*Brano del documento*:
□ □ □

In libreria “Pisa etrusca in età classica” di Giulietta Guerini

PISA – Lo scavo di via Sant’Apollonia, effettuato nel 1994 dall’allora Laboratorio di Topografia Storico-Archeologica del Mondo Antico della Scuola Normale Superiore, sotto la direzione della Soprintendenza Archeologia della Toscana, costituì un momento significativo per l’archeologia urbana pisana e per la riscoperta del passato etrusco della città.

Il presente studio ne offre un riesame relativamente alla fase di età classica – periodo per il quale minori sono i dati editi dal centro città e più difficile appare ricostuirne fisionomia e assetto urbano – corredato dalla prima pubblicazione integrale dei materiali provenienti dagli strati inerenti. Il vasto repertorio ceramico dal contesto di via Sant’Apollonia amplia i dati noti per quanto riguarda produzioni e consumi nella Pisa etrusca di età classica.

□ □ □

*Lavoro richiesto*:
Riscrivi la parte del brano sulla Pisa etrusca che si apre con le parole contenenti "PISA – Lo scavo" e si chiude con "di età classica.", sostituendo "età classica" con "età arcaica".

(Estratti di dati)
□ □ □

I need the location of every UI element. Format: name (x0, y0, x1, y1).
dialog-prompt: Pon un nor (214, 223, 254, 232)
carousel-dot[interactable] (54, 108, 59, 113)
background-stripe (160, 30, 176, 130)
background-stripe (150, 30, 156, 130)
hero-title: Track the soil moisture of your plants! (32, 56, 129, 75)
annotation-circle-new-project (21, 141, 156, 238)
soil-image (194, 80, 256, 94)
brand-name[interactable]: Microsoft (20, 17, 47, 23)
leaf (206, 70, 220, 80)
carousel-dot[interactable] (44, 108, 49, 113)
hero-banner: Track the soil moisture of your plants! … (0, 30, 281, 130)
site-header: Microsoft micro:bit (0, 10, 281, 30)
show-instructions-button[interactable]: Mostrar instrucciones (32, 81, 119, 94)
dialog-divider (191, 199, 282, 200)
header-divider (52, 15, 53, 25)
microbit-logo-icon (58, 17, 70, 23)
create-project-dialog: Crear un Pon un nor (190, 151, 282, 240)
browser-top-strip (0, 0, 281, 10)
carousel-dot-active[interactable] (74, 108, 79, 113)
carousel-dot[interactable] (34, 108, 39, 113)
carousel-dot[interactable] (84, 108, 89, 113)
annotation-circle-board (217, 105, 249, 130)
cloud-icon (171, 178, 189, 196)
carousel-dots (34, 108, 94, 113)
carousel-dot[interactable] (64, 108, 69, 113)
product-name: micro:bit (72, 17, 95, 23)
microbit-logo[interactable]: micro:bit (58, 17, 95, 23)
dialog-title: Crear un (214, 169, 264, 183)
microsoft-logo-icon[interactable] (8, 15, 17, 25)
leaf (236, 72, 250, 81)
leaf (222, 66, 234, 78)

□ □ □

*Risposta all'esercizio*:
PISA – Lo scavo di via Sant’Apollonia, effettuato nel 1994 dall’allora Laboratorio di Topografia Storico-Archeologica del Mondo Antico della Scuola Normale Superiore, sotto la direzione della Soprintendenza Archeologia della Toscana, costituì un momento significativo per l’archeologia urbana pisana e per la riscoperta del passato etrusco della città.

Il presente studio ne offre un riesame relativamente alla fase di età arcaica – periodo per il quale minori sono i dati editi dal centro città e più difficile appare ricostuirne fisionomia e assetto urbano – corredato dalla prima pubblicazione integrale dei materiali provenienti dagli strati inerenti. Il vasto repertorio ceramico dal contesto di via Sant’Apollonia amplia i dati noti per quanto riguarda produzioni e consumi nella Pisa etrusca di età arcaica.